▸ Required work:
A. In the forum thread about who is to blame for the lack of tipping, transcribe the part that opens with the words "When you arrive" and closes with "user for that.".
B. Condense the paragraph in the Uber tipping thread that begins "Uber ads are pretty blunt" into a single shorter sentence that keeps its main points.
C. Pick up the forum thread on Uber tipping right after its last sentence and write what follows.

▸ Quoted text:
################
# Who do you blame more?



## htboston (Feb 22, 2016)

For the lack of tipping.


----------



## ChortlingCrison (Mar 30, 2016)

The Russians.


----------



## htboston (Feb 22, 2016)

ChortlingCrison said:


> The Russians.


Yup, those dam Russians.


----------



## I_Like_Spam (May 10, 2015)

Uber ads are pretty blunt about what Uber thinks about tipping. Most people think its as much of a faux pas to tip an Uber Partner as it is tip a stewardess, a city transit bus driver, or their urologist.

*>>>No cash, no tip, no hassle*
*You rate, we listen*
Choose your ride and set your location. You'll see your driver's picture and vehicle details, and can track their arrival on the map.

When you arrive at your destination, just hop out-we'll automatically charge the credit card on file. And there's no need to tip.<<<


----------



## Another Uber Driver (May 27, 2015)

The user only uses the application as the provider tells him to. I find it hard to fault the user for that.


----------



## Uberbrethren (Feb 25, 2016)

I_Like_Spam said:


> Uber ads are pretty blunt about what Uber thinks about tipping. Most people think its as much of a faux pas to tip an Uber Partner as it is tip a stewardess, a city transit bus driver, or their urologist.
################
▸ Extracted information:
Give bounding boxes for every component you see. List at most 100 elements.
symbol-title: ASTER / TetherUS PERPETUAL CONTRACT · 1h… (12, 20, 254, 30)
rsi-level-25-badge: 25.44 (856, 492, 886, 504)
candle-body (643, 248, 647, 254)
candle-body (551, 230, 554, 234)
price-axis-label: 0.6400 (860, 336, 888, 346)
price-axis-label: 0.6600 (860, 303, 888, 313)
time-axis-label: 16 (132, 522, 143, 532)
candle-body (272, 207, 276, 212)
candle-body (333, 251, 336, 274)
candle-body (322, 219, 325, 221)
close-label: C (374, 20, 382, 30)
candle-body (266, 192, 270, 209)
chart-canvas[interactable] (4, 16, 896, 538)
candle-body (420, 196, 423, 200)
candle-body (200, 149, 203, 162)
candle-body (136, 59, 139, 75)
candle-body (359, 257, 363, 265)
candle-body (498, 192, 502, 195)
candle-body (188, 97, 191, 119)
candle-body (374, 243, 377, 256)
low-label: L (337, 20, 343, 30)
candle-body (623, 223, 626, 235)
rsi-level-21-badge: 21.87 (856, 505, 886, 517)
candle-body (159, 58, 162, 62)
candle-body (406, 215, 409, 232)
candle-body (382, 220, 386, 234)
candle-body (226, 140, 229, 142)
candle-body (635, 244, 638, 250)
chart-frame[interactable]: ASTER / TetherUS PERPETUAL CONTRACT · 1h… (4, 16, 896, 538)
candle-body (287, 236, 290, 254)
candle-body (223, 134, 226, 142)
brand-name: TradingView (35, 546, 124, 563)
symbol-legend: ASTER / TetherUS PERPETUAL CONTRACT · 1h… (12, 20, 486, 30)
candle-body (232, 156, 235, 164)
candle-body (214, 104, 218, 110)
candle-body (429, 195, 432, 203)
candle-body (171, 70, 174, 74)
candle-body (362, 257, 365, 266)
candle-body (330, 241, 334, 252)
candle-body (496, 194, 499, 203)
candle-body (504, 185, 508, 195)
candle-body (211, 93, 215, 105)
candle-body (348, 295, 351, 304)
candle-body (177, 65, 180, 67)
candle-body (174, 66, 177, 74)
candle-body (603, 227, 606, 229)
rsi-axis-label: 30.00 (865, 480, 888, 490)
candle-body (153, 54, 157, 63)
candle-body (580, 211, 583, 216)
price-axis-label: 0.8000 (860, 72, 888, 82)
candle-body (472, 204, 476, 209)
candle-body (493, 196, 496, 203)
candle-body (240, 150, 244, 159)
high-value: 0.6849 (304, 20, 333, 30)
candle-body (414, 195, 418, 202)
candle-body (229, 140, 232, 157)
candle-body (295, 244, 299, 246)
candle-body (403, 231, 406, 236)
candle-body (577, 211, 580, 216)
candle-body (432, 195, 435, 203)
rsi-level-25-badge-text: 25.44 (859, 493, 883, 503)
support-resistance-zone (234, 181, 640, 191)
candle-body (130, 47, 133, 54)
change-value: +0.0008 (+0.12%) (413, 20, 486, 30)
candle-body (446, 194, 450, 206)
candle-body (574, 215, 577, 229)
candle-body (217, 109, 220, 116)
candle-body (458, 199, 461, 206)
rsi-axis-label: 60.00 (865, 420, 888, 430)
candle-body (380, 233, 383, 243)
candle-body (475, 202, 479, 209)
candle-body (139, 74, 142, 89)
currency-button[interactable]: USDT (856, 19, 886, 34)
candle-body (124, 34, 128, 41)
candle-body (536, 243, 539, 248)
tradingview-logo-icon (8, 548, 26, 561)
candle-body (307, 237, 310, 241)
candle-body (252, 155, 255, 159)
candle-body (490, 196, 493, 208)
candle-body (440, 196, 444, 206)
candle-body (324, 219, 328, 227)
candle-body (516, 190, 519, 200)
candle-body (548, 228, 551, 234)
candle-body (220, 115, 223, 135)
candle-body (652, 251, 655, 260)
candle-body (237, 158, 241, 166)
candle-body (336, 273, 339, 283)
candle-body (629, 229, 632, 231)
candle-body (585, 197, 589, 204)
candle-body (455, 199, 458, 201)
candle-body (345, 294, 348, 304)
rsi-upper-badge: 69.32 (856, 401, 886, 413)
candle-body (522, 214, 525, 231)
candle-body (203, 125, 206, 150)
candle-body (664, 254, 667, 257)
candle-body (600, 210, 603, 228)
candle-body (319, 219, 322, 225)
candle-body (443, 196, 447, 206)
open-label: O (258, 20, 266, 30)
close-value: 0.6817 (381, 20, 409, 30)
################
▸ Outputs for the tasks:
A.
When you arrive at your destination, just hop out-we'll automatically charge the credit card on file. And there's no need to tip.<<<


----------



## Another Uber Driver (May 27, 2015)

The user only uses the application as the provider tells him to. I find it hard to fault the user for that.

B. Uber's ads state its view on tipping plainly, and most people see tipping an Uber Partner as no less of a faux pas than tipping a stewardess, a city transit bus driver, or their urologist.

C.
> 
> *>>>No cash, no tip, no hassle*
> *You rate, we listen*
> ...


Hi, ILS, Where did you see this ad?


----------



## I_Like_Spam (May 10, 2015)

Uberbrethren said:


> Hi, ILS, Where did you see this ad?


I'm sorry I would have posted the link if I didn't think everyone saw this already.

https://www.uber.com/ride/


----------



## Uberbrethren (Feb 25, 2016)

I_Like_Spam said:


> I'm sorry I would have posted the link if I didn't think everyone saw this already.
> 
> https://www.uber.com/ride/


Thanks for posting. The no tipping thing could not be more prominent. Would be interesting to know how many riders really use Uber because there is no tip option versus how much goodwill it would do for drivers.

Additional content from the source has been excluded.